## Information given
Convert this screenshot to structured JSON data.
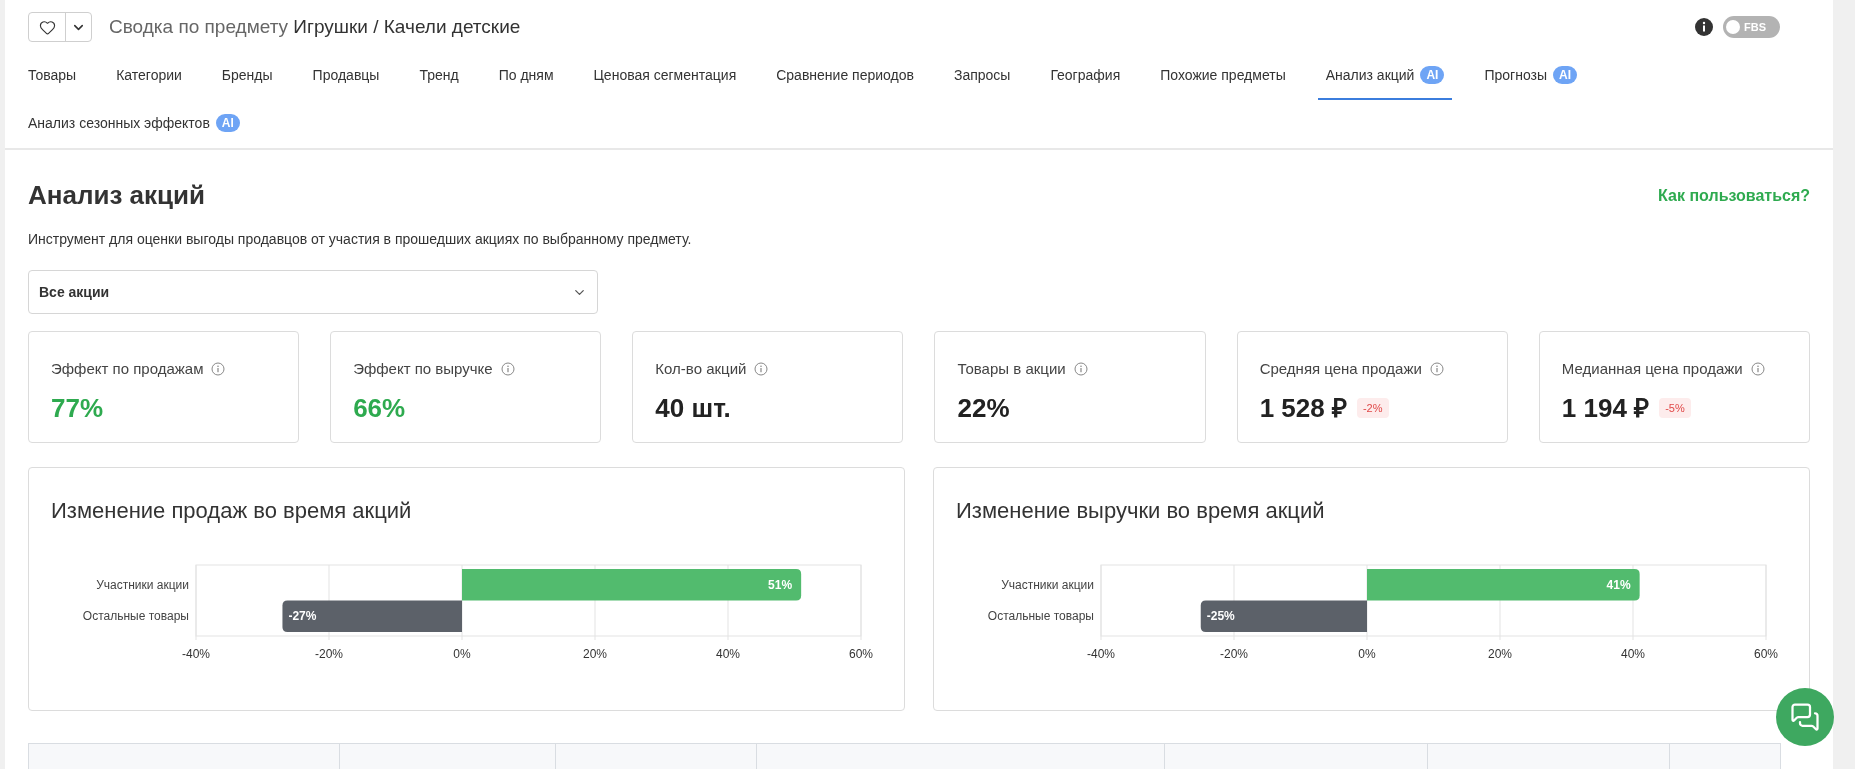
{
  "header": {
    "title_prefix": "Сводка по предмету",
    "title_subject": "Игрушки / Качели детские",
    "toggle": {
      "label": "FBS",
      "on": false
    }
  },
  "tabs": [
    {
      "label": "Товары",
      "selected": false
    },
    {
      "label": "Категории",
      "selected": false
    },
    {
      "label": "Бренды",
      "selected": false
    },
    {
      "label": "Продавцы",
      "selected": false
    },
    {
      "label": "Тренд",
      "selected": false
    },
    {
      "label": "По дням",
      "selected": false
    },
    {
      "label": "Ценовая сегментация",
      "selected": false
    },
    {
      "label": "Сравнение периодов",
      "selected": false
    },
    {
      "label": "Запросы",
      "selected": false
    },
    {
      "label": "География",
      "selected": false
    },
    {
      "label": "Похожие предметы",
      "selected": false
    },
    {
      "label": "Анализ акций",
      "badge": "AI",
      "selected": true
    },
    {
      "label": "Прогнозы",
      "badge": "AI",
      "selected": false
    },
    {
      "label": "Анализ сезонных эффектов",
      "badge": "AI",
      "selected": false
    }
  ],
  "page": {
    "heading": "Анализ акций",
    "help_link": "Как пользоваться?",
    "description": "Инструмент для оценки выгоды продавцов от участия в прошедших акциях по выбранному предмету."
  },
  "filter": {
    "value": "Все акции"
  },
  "metrics": [
    {
      "label": "Эффект по продажам",
      "value": "77%",
      "positive": true
    },
    {
      "label": "Эффект по выручке",
      "value": "66%",
      "positive": true
    },
    {
      "label": "Кол-во акций",
      "value": "40 шт.",
      "positive": false
    },
    {
      "label": "Товары в акции",
      "value": "22%",
      "positive": false
    },
    {
      "label": "Средняя цена продажи",
      "value": "1 528 ₽",
      "positive": false,
      "change": "-2%"
    },
    {
      "label": "Медианная цена продажи",
      "value": "1 194 ₽",
      "positive": false,
      "change": "-5%"
    }
  ],
  "charts": [
    {
      "title": "Изменение продаж во время акций",
      "chart_data": {
        "type": "bar",
        "orientation": "horizontal",
        "grid": true,
        "categories": [
          "Участники акции",
          "Остальные товары"
        ],
        "values": [
          51,
          -27
        ],
        "value_labels": [
          "51%",
          "-27%"
        ],
        "xlim": [
          -40,
          60
        ],
        "xticks": [
          {
            "value": -40,
            "label": "-40%"
          },
          {
            "value": -20,
            "label": "-20%"
          },
          {
            "value": 0,
            "label": "0%"
          },
          {
            "value": 20,
            "label": "20%"
          },
          {
            "value": 40,
            "label": "40%"
          },
          {
            "value": 60,
            "label": "60%"
          }
        ]
      }
    },
    {
      "title": "Изменение выручки во время акций",
      "chart_data": {
        "type": "bar",
        "orientation": "horizontal",
        "grid": true,
        "categories": [
          "Участники акции",
          "Остальные товары"
        ],
        "values": [
          41,
          -25
        ],
        "value_labels": [
          "41%",
          "-25%"
        ],
        "xlim": [
          -40,
          60
        ],
        "xticks": [
          {
            "value": -40,
            "label": "-40%"
          },
          {
            "value": -20,
            "label": "-20%"
          },
          {
            "value": 0,
            "label": "0%"
          },
          {
            "value": 20,
            "label": "20%"
          },
          {
            "value": 40,
            "label": "40%"
          },
          {
            "value": 60,
            "label": "60%"
          }
        ]
      }
    }
  ]
}
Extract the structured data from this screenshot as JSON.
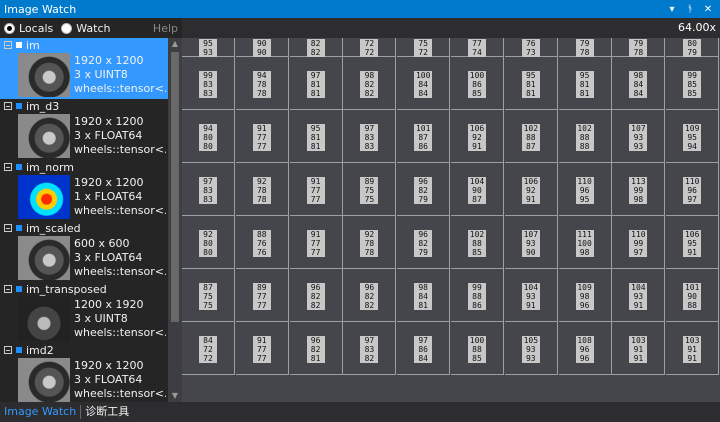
{
  "window": {
    "title": "Image Watch"
  },
  "modes": [
    {
      "label": "Locals",
      "selected": true
    },
    {
      "label": "Watch",
      "selected": false
    }
  ],
  "help_label": "Help",
  "zoom": "64.00x",
  "items": [
    {
      "name": "im",
      "dims": "1920 x 1200",
      "format": "3 x UINT8",
      "type": "wheels::tensor<...",
      "thumb": "wheel",
      "selected": true
    },
    {
      "name": "im_d3",
      "dims": "1920 x 1200",
      "format": "3 x FLOAT64",
      "type": "wheels::tensor<...",
      "thumb": "wheel",
      "selected": false
    },
    {
      "name": "im_norm",
      "dims": "1920 x 1200",
      "format": "1 x FLOAT64",
      "type": "wheels::tensor<...",
      "thumb": "jet",
      "selected": false
    },
    {
      "name": "im_scaled",
      "dims": "600 x 600",
      "format": "3 x FLOAT64",
      "type": "wheels::tensor<...",
      "thumb": "wheel",
      "selected": false
    },
    {
      "name": "im_transposed",
      "dims": "1200 x 1920",
      "format": "3 x UINT8",
      "type": "wheels::tensor<...",
      "thumb": "tall",
      "selected": false
    },
    {
      "name": "imd2",
      "dims": "1920 x 1200",
      "format": "3 x FLOAT64",
      "type": "wheels::tensor<...",
      "thumb": "wheel",
      "selected": false
    }
  ],
  "pixel_grid": [
    [
      [
        "95",
        "93"
      ],
      [
        "90",
        "90"
      ],
      [
        "82",
        "82"
      ],
      [
        "72",
        "72"
      ],
      [
        "75",
        "72"
      ],
      [
        "77",
        "74"
      ],
      [
        "76",
        "73"
      ],
      [
        "79",
        "78"
      ],
      [
        "79",
        "78"
      ],
      [
        "80",
        "79"
      ]
    ],
    [
      [
        "99",
        "83",
        "83"
      ],
      [
        "94",
        "78",
        "78"
      ],
      [
        "97",
        "81",
        "81"
      ],
      [
        "98",
        "82",
        "82"
      ],
      [
        "100",
        "84",
        "84"
      ],
      [
        "100",
        "86",
        "85"
      ],
      [
        "95",
        "81",
        "81"
      ],
      [
        "95",
        "81",
        "81"
      ],
      [
        "98",
        "84",
        "84"
      ],
      [
        "99",
        "85",
        "85"
      ]
    ],
    [
      [
        "94",
        "80",
        "80"
      ],
      [
        "91",
        "77",
        "77"
      ],
      [
        "95",
        "81",
        "81"
      ],
      [
        "97",
        "83",
        "83"
      ],
      [
        "101",
        "87",
        "86"
      ],
      [
        "106",
        "92",
        "91"
      ],
      [
        "102",
        "88",
        "87"
      ],
      [
        "102",
        "88",
        "88"
      ],
      [
        "107",
        "93",
        "93"
      ],
      [
        "109",
        "95",
        "94"
      ]
    ],
    [
      [
        "97",
        "83",
        "83"
      ],
      [
        "92",
        "78",
        "78"
      ],
      [
        "91",
        "77",
        "77"
      ],
      [
        "89",
        "75",
        "75"
      ],
      [
        "96",
        "82",
        "79"
      ],
      [
        "104",
        "90",
        "87"
      ],
      [
        "106",
        "92",
        "91"
      ],
      [
        "110",
        "96",
        "95"
      ],
      [
        "113",
        "99",
        "98"
      ],
      [
        "110",
        "96",
        "97"
      ]
    ],
    [
      [
        "92",
        "80",
        "80"
      ],
      [
        "88",
        "76",
        "76"
      ],
      [
        "91",
        "77",
        "77"
      ],
      [
        "92",
        "78",
        "78"
      ],
      [
        "96",
        "82",
        "79"
      ],
      [
        "102",
        "88",
        "85"
      ],
      [
        "107",
        "93",
        "90"
      ],
      [
        "111",
        "100",
        "98"
      ],
      [
        "110",
        "99",
        "97"
      ],
      [
        "106",
        "95",
        "91"
      ]
    ],
    [
      [
        "87",
        "75",
        "75"
      ],
      [
        "89",
        "77",
        "77"
      ],
      [
        "96",
        "82",
        "82"
      ],
      [
        "96",
        "82",
        "82"
      ],
      [
        "98",
        "84",
        "81"
      ],
      [
        "99",
        "88",
        "86"
      ],
      [
        "104",
        "93",
        "91"
      ],
      [
        "109",
        "98",
        "96"
      ],
      [
        "104",
        "93",
        "91"
      ],
      [
        "101",
        "90",
        "88"
      ]
    ],
    [
      [
        "84",
        "72",
        "72"
      ],
      [
        "91",
        "77",
        "77"
      ],
      [
        "96",
        "82",
        "81"
      ],
      [
        "97",
        "83",
        "82"
      ],
      [
        "97",
        "86",
        "84"
      ],
      [
        "100",
        "88",
        "85"
      ],
      [
        "105",
        "93",
        "93"
      ],
      [
        "108",
        "96",
        "96"
      ],
      [
        "103",
        "91",
        "91"
      ],
      [
        "103",
        "91",
        "91"
      ]
    ]
  ],
  "bottom_tabs": [
    {
      "label": "Image Watch",
      "active": true
    },
    {
      "label": "诊断工具",
      "active": false
    }
  ]
}
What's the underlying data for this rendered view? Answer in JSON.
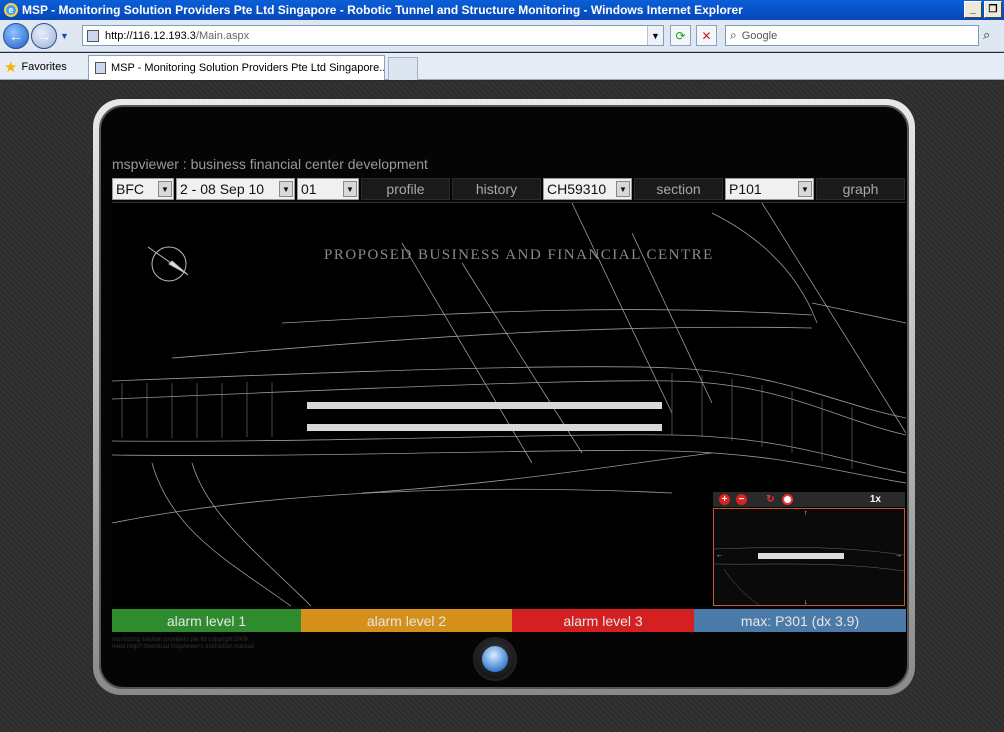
{
  "window": {
    "title": "MSP - Monitoring Solution Providers Pte Ltd Singapore - Robotic Tunnel and Structure Monitoring - Windows Internet Explorer"
  },
  "browser": {
    "url_host": "http://116.12.193.3",
    "url_path": "/Main.aspx",
    "search_placeholder": "Google",
    "favorites_label": "Favorites",
    "tab_title": "MSP - Monitoring Solution Providers Pte Ltd Singapore..."
  },
  "app": {
    "title": "mspviewer : business financial center development",
    "site_select": "BFC",
    "date_select": "2 - 08 Sep 10",
    "num_select": "01",
    "profile_label": "profile",
    "history_label": "history",
    "chainage_select": "CH59310",
    "section_label": "section",
    "point_select": "P101",
    "graph_label": "graph",
    "drawing_title": "PROPOSED  BUSINESS  AND  FINANCIAL  CENTRE",
    "minimap_zoom": "1x",
    "alarms": [
      {
        "label": "alarm level 1",
        "color": "#2e8b2e"
      },
      {
        "label": "alarm level 2",
        "color": "#d4901a"
      },
      {
        "label": "alarm level 3",
        "color": "#d42020"
      },
      {
        "label": "max: P301 (dx 3.9)",
        "color": "#4a7aa8"
      }
    ],
    "copyright": "monitoring solution providers pte ltd copyright 2009",
    "manual": "need help? download mspviewer's instruction manual"
  }
}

## Given exercise
Copy out every line from the material above in which the word "name" appears.

## Finished answer
      "name": "im",
      "name": "im_d3",
      "name": "im_norm",
      "name": "im_scaled",
      "name": "im_transposed",
      "name": "imd2",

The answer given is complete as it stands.